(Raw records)
──────

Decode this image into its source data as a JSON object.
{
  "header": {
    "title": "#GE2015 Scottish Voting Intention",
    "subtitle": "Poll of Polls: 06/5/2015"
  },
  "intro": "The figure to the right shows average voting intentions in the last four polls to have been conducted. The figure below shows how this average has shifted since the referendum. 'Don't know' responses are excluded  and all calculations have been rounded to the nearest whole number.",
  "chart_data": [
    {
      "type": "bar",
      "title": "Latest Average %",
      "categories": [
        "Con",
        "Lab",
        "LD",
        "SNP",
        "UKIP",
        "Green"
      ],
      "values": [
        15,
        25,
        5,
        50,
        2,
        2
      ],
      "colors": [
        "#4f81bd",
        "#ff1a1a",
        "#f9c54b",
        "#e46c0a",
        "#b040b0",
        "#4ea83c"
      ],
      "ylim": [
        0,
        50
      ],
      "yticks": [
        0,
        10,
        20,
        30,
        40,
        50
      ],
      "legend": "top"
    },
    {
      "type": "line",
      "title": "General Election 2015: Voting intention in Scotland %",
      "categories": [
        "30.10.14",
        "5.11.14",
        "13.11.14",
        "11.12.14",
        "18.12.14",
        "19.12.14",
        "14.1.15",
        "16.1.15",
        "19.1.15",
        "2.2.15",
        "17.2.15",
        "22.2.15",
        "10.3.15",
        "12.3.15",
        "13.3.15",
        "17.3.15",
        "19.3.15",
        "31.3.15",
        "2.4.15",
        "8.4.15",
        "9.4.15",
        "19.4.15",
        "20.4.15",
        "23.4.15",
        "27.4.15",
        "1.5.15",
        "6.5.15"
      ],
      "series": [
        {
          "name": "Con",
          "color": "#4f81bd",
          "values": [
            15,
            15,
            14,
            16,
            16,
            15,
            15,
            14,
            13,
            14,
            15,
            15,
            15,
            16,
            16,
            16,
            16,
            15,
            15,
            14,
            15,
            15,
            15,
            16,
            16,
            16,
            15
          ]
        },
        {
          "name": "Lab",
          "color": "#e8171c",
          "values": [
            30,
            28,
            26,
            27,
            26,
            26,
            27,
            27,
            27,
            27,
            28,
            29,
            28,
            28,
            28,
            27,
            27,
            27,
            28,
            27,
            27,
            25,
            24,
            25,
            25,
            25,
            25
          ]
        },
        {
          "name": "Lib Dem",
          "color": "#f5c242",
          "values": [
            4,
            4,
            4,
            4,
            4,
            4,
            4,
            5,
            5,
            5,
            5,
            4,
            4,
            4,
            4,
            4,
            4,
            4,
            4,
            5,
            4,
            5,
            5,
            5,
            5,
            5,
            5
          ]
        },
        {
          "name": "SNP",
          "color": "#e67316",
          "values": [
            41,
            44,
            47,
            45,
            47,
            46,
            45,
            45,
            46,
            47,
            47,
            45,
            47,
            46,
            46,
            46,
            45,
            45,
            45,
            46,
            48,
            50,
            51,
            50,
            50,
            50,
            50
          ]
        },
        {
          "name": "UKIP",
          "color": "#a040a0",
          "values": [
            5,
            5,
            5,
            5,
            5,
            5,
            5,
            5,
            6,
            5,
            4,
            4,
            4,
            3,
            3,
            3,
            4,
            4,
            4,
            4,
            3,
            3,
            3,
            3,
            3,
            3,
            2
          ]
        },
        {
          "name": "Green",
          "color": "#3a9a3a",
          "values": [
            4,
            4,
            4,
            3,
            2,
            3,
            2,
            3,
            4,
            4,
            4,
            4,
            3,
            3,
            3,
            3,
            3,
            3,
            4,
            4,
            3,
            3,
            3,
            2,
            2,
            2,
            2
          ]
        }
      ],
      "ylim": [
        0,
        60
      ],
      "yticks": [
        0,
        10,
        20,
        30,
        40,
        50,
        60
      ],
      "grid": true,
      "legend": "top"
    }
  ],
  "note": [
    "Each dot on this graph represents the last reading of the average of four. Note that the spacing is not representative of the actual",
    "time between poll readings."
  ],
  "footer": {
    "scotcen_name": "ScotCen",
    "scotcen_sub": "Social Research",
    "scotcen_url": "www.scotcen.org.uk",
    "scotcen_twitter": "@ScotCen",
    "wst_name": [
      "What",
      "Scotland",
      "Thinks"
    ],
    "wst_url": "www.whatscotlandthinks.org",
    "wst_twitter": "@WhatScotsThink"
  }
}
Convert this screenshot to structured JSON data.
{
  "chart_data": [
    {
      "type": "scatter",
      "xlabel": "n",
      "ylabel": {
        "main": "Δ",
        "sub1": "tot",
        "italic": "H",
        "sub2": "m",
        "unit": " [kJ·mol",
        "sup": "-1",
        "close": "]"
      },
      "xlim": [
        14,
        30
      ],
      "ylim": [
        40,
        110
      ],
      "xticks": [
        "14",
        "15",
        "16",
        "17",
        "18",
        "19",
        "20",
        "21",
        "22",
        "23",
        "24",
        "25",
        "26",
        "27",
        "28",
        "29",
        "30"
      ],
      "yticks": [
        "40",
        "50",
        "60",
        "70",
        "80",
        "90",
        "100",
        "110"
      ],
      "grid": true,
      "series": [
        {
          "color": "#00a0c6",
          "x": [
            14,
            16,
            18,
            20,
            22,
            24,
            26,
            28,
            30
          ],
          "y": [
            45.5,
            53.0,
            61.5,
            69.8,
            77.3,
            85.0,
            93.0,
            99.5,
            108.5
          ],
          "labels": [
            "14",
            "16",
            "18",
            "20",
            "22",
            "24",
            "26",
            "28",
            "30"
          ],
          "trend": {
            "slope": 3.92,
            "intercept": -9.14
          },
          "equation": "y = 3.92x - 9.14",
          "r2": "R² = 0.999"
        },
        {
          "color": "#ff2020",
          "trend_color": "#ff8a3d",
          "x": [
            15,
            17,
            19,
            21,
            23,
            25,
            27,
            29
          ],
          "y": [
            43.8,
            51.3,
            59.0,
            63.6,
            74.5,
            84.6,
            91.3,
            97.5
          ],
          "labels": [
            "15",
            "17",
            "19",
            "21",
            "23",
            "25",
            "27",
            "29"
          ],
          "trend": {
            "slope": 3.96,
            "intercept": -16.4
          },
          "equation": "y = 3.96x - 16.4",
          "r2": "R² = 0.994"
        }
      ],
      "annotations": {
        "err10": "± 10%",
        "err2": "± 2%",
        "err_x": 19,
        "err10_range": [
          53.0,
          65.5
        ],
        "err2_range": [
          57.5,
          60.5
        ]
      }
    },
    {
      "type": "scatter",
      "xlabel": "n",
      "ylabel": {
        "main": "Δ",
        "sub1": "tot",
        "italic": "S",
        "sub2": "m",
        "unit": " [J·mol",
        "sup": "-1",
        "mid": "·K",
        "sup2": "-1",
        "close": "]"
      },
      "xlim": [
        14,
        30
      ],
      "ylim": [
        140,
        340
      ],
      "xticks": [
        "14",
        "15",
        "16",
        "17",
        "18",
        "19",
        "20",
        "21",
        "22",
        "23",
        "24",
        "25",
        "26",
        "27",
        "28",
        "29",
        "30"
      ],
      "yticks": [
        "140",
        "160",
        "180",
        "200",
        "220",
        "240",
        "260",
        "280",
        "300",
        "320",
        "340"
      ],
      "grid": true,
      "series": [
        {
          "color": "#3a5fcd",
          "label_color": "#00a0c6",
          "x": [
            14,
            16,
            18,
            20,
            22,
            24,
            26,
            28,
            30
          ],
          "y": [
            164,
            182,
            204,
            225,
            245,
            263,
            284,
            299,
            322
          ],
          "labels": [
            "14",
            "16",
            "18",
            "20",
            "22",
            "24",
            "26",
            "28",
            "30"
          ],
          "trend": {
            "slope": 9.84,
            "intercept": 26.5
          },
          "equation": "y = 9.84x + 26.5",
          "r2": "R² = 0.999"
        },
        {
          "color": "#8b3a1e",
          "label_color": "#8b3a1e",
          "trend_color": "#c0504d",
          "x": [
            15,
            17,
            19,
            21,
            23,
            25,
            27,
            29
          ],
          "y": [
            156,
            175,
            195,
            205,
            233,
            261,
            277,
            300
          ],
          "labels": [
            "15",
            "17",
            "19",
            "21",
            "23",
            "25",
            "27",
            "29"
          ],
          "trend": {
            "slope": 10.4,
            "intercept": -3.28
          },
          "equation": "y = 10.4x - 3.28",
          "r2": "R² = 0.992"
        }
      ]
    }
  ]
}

──────

**What is expected:** Lines that hold "intercept" are the ones to copy; find all of them.

**Task output:**
            "intercept": -9.14
            "intercept": -16.4
            "intercept": 26.5
            "intercept": -3.28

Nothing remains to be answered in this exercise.